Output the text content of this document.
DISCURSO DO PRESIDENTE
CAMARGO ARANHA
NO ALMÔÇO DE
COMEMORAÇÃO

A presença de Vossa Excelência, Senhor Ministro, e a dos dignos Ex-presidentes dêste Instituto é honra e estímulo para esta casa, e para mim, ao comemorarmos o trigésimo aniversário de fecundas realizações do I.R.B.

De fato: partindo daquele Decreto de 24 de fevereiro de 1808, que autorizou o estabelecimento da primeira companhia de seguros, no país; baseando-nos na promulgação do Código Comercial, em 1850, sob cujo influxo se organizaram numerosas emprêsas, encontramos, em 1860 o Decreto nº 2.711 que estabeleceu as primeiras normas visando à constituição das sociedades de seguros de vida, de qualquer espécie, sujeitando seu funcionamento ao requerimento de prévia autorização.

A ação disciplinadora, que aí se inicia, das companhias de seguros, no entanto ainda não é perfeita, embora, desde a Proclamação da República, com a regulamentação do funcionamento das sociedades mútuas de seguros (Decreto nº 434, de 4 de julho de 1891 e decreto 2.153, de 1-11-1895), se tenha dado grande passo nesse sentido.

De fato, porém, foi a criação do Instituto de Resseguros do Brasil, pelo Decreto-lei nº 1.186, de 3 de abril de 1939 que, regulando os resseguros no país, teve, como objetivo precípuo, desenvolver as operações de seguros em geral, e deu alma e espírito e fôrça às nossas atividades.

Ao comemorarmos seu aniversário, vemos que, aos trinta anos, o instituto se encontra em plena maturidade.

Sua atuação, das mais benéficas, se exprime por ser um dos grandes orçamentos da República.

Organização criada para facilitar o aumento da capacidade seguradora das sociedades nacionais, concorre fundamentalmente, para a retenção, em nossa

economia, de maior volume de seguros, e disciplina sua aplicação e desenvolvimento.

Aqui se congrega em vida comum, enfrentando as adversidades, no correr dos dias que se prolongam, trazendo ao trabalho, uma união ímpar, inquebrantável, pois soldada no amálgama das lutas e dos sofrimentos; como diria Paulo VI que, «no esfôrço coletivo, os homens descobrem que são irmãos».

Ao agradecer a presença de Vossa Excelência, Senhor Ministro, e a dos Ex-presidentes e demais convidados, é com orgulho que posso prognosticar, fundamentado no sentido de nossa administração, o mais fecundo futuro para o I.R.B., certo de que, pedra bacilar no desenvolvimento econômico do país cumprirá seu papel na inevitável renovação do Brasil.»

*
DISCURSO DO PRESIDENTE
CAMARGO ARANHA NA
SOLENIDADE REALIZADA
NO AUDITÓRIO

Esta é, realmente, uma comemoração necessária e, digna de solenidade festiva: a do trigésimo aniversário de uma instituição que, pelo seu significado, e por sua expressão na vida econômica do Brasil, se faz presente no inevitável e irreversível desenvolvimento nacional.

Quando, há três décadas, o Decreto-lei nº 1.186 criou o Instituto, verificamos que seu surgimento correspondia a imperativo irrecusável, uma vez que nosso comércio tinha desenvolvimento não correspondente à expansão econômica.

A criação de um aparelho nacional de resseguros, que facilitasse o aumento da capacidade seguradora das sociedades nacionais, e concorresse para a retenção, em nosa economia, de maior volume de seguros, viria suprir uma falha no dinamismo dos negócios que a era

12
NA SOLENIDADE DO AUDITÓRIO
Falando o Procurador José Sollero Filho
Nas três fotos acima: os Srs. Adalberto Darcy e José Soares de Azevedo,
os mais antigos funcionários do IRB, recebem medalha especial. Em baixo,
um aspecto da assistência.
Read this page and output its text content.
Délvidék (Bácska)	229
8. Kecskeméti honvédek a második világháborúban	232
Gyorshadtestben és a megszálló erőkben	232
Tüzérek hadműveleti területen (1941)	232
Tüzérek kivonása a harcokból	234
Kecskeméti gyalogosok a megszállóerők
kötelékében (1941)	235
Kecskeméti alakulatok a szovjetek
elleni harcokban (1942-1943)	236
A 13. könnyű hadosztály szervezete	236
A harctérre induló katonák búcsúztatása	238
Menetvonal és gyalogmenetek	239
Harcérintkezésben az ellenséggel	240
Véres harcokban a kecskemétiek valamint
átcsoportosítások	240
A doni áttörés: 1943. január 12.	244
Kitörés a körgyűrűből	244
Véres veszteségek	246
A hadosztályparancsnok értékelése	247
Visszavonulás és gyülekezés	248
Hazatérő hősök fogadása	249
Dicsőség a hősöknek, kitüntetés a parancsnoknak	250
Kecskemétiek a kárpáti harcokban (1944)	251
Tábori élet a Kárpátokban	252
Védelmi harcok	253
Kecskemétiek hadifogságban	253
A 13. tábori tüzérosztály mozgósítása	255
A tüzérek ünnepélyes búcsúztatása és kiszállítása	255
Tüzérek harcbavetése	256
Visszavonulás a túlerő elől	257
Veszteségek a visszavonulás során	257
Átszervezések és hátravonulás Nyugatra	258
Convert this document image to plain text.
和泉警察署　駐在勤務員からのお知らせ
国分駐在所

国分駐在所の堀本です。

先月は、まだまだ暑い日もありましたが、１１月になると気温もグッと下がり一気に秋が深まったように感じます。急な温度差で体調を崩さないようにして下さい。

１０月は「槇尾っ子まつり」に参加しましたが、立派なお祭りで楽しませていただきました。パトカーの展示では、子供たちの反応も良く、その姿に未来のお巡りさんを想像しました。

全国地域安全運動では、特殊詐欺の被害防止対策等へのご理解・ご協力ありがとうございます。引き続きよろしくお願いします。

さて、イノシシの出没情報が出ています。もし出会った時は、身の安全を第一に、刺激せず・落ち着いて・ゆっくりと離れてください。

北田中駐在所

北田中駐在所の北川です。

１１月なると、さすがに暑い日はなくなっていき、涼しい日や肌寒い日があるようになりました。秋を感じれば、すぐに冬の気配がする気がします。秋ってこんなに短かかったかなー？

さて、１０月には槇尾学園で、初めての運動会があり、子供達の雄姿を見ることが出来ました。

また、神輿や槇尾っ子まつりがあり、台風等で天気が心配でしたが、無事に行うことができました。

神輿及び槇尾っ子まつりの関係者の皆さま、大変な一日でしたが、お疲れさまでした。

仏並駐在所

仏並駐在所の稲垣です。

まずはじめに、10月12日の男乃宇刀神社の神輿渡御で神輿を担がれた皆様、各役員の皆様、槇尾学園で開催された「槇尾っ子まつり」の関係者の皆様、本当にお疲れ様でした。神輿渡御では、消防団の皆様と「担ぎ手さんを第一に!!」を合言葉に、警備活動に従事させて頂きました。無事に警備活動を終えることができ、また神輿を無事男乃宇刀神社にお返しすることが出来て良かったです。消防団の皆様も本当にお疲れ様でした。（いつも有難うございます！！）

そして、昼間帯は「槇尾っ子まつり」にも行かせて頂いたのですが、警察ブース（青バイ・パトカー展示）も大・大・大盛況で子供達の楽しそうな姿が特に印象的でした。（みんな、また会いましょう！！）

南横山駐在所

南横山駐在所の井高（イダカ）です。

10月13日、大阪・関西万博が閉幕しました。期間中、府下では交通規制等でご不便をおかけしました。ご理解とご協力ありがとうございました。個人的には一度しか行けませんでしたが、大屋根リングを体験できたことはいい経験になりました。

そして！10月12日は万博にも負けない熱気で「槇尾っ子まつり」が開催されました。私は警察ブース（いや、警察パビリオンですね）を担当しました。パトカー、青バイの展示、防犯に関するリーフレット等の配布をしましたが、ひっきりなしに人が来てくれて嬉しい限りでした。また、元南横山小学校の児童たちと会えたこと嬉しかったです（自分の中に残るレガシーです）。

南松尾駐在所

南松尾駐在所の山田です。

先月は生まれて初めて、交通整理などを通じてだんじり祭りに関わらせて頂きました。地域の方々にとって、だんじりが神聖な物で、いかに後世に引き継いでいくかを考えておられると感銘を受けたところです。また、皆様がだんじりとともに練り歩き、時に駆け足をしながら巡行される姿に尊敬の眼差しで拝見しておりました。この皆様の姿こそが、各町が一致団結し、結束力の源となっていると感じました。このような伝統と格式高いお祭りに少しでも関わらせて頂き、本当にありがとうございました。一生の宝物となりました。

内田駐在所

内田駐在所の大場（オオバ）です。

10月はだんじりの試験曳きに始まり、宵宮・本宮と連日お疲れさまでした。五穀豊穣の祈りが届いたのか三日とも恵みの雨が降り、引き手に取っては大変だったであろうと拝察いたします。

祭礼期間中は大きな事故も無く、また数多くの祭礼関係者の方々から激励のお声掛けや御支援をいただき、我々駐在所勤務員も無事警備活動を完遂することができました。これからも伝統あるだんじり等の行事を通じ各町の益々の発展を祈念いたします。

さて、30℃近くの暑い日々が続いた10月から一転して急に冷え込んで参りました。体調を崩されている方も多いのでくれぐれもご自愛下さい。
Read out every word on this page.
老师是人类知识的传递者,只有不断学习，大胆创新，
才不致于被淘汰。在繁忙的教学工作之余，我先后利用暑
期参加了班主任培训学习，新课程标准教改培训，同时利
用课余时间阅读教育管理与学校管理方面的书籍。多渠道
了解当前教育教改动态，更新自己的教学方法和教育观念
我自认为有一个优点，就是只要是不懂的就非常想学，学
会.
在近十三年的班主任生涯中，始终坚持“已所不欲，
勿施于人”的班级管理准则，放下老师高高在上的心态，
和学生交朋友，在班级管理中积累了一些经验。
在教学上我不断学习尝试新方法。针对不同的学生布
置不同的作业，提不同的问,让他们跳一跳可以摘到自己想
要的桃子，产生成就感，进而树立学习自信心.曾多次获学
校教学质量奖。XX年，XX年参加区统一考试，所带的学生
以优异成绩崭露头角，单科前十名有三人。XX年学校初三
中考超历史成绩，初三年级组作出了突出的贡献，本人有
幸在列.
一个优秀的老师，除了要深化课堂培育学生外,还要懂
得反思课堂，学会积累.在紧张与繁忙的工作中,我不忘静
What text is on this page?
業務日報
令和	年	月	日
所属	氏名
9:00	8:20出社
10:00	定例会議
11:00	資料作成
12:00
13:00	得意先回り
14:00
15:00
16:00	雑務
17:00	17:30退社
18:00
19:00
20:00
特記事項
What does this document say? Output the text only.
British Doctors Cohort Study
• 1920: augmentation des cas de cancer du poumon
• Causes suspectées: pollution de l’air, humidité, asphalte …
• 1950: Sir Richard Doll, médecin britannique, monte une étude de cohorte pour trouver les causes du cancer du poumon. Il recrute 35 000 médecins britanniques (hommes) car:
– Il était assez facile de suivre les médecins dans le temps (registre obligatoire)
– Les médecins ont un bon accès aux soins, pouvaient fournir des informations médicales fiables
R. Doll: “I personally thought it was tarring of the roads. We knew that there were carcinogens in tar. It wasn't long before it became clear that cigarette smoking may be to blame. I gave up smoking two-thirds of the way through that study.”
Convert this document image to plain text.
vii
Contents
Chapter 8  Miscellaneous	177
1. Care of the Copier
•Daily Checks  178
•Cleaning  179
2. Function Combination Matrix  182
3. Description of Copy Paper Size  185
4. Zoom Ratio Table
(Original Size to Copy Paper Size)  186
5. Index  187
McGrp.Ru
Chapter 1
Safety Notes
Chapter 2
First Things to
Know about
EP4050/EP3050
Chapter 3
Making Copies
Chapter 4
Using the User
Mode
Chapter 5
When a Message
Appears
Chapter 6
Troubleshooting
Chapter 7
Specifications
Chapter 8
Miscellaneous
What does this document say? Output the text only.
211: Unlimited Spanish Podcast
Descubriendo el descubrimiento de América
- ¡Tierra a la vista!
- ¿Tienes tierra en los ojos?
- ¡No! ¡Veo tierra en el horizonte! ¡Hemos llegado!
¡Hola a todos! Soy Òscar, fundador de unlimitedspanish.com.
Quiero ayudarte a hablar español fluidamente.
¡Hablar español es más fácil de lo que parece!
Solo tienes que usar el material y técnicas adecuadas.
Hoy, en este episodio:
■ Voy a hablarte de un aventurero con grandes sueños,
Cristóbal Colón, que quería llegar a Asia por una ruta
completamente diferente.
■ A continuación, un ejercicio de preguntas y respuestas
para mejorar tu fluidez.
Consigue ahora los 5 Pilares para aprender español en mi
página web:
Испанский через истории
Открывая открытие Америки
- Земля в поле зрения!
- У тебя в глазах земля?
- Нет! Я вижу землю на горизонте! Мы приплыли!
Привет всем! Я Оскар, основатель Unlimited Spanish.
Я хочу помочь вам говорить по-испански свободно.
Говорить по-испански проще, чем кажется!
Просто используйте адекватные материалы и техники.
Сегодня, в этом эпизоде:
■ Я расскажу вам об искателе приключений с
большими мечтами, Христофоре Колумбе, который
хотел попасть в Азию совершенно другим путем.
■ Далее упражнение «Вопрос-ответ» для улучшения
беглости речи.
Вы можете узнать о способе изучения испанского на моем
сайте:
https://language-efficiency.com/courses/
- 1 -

Short problem
Go through the records above and copy every line with the word "comemorarmos".

Written solution
A presença de Vossa Excelência, Senhor Ministro, e a dos dignos Ex-presidentes dêste Instituto é honra e estímulo para esta casa, e para mim, ao comemorarmos o trigésimo aniversário de fecundas realizações do I.R.B.
Ao comemorarmos seu aniversário, vemos que, aos trinta anos, o instituto se encontra em plena maturidade.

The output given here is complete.